[start TASK INPUTS]

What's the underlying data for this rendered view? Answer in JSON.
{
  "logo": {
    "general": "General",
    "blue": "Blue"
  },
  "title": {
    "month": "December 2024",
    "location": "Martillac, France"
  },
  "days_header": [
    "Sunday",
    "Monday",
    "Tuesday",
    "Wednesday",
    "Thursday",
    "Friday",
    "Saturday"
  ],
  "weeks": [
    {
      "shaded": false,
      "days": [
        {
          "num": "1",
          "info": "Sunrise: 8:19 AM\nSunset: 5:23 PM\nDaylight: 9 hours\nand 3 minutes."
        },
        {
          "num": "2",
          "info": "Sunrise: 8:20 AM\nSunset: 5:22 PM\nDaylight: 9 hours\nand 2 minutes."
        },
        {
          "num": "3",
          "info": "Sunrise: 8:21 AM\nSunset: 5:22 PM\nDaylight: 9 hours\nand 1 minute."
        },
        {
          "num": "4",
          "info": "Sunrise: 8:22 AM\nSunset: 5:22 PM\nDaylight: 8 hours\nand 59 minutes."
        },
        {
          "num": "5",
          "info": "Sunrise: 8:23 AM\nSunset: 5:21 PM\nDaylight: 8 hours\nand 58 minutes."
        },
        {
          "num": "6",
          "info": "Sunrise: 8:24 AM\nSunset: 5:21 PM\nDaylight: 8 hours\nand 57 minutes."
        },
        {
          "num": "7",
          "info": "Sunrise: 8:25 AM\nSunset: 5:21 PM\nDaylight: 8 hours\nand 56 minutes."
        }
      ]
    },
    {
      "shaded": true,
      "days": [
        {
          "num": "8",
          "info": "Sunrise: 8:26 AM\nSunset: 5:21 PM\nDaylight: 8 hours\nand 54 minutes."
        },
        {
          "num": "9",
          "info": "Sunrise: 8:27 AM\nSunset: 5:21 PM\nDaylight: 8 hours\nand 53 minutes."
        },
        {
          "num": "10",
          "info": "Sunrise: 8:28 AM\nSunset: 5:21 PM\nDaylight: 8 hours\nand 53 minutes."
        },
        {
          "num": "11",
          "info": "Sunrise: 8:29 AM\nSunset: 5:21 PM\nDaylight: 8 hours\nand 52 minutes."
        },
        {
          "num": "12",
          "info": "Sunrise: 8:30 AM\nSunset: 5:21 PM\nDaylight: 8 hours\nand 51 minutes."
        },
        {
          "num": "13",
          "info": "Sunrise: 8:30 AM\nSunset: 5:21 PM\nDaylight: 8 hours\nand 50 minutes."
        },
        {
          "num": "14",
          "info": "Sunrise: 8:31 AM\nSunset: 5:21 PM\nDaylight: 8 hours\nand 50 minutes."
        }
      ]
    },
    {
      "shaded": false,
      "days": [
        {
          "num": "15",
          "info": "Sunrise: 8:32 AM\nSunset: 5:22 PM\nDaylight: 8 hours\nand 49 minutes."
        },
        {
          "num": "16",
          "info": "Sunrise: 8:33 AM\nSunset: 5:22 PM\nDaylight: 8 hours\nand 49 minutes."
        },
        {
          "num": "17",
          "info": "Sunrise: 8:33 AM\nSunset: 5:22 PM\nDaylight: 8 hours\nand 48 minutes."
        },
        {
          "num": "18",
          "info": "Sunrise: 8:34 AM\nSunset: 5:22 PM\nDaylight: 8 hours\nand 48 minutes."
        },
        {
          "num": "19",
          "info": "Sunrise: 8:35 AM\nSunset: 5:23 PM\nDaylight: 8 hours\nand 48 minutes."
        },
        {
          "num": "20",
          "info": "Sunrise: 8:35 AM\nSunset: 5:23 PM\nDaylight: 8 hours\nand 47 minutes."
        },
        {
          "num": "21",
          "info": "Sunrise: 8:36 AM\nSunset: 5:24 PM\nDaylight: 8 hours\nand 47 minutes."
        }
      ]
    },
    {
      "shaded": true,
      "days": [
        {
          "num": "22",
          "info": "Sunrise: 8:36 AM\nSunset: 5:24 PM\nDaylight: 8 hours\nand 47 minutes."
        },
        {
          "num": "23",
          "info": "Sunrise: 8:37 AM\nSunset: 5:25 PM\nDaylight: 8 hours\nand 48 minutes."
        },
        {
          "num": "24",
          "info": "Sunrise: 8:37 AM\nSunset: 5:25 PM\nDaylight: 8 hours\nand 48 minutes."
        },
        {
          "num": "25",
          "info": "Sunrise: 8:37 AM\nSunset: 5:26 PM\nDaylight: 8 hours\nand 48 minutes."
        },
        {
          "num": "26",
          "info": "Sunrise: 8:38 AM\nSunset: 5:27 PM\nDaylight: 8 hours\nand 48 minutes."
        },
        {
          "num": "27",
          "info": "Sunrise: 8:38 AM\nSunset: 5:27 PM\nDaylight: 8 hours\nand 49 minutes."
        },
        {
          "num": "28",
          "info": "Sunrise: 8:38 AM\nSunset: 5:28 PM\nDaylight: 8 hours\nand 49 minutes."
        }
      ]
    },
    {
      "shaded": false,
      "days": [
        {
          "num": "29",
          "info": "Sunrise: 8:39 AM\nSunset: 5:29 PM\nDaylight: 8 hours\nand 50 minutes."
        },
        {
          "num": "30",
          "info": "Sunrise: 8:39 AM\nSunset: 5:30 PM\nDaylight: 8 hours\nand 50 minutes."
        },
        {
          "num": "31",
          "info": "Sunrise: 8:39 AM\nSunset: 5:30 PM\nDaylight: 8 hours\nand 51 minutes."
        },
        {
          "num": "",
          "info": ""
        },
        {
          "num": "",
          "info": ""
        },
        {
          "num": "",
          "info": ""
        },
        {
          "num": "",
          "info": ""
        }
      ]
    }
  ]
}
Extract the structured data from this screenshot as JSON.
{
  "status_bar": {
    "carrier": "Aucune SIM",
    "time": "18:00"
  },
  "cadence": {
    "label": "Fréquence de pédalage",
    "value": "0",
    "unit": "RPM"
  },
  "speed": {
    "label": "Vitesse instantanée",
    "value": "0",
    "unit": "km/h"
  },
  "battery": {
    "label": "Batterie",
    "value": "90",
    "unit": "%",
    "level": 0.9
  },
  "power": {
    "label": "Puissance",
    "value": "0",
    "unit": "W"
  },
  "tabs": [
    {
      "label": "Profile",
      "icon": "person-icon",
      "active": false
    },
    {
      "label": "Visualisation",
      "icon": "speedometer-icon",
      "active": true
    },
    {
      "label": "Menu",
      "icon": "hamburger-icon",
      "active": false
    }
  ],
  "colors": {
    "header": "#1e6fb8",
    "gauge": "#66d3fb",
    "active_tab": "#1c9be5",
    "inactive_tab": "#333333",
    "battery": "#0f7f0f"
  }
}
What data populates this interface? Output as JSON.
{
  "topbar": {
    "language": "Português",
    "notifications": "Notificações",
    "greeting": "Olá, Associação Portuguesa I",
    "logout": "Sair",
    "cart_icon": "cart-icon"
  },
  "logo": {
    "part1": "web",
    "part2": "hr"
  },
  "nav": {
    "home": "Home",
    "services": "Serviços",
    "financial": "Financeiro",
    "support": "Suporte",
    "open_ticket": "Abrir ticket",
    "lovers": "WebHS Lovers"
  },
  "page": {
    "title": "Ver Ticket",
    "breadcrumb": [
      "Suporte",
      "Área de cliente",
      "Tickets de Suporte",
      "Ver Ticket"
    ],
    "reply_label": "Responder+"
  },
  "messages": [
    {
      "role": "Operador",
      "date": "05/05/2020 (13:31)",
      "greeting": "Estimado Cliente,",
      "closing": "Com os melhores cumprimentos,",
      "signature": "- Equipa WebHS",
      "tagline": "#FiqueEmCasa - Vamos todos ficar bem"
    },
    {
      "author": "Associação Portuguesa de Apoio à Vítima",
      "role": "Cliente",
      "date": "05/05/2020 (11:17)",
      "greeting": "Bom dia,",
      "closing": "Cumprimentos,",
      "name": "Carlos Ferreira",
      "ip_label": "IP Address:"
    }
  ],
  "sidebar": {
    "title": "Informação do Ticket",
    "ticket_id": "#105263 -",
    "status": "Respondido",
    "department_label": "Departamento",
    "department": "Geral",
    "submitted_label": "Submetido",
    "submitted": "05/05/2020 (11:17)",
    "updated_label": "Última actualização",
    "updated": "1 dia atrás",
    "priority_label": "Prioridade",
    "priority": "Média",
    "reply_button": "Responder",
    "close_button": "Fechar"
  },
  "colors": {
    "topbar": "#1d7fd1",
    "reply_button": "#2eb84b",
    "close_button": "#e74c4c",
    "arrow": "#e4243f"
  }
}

[end TASK INPUTS]

• **TO DO**: Pull out each line of the listing that holds the string "this".

• **FINAL ANSWER**:
What's the underlying data for this rendered view? Answer in JSON.
Extract the structured data from this screenshot as JSON.
What data populates this interface? Output as JSON.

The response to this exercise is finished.